(Data extracted from a collection)
◇ ◇ ◇ ◇ ◇
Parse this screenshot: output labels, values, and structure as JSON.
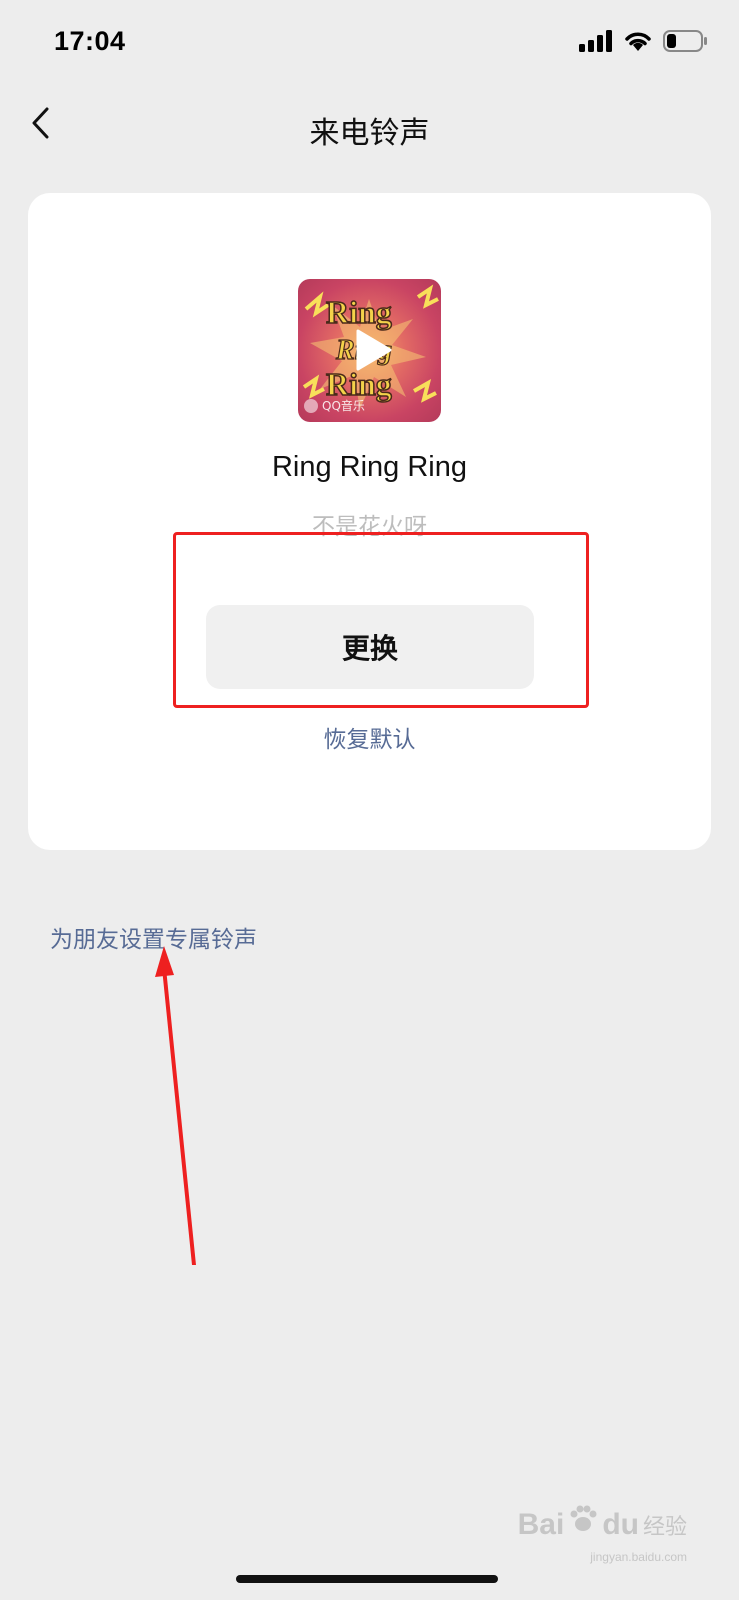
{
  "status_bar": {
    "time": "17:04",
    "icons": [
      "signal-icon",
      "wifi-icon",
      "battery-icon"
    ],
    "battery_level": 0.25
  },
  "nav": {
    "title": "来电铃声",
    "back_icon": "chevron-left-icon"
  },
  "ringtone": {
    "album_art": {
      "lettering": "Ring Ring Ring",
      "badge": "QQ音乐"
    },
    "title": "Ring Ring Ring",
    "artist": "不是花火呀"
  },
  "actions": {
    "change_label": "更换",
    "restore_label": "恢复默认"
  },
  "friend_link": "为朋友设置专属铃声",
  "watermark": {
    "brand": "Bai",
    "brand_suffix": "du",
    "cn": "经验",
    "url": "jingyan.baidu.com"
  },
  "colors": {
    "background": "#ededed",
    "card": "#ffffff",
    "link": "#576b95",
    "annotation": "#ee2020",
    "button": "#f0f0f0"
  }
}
◇ ◇ ◇ ◇ ◇
Omit every picture, then reproduce the rest of the listing exactly.

> Exercise response:
Parse this screenshot: output labels, values, and structure as JSON.
{
  "status_bar": {
    "time": "17:04",
    "icons": [
      "signal-icon",
      "wifi-icon",
      "battery-icon"
    ],
    "battery_level": 0.25
  },
  "nav": {
    "title": "来电铃声",
    "back_icon": "chevron-left-icon"
  },
  "ringtone": {
    "album_art": {
      "lettering": "Ring Ring Ring",
      "badge": "QQ音乐"
    },
    "title": "Ring Ring Ring",
    "artist": "不是花火呀"
  },
  "actions": {
    "change_label": "更换",
    "restore_label": "恢复默认"
  },
  "friend_link": "为朋友设置专属铃声",
  "watermark": {
    "brand": "Bai",
    "brand_suffix": "du",
    "cn": "经验",
    "url": "jingyan.baidu.com"
  },
  "colors": {
    "background": "#ededed",
    "card": "#ffffff",
    "link": "#576b95",
    "annotation": "#ee2020",
    "button": "#f0f0f0"
  }
}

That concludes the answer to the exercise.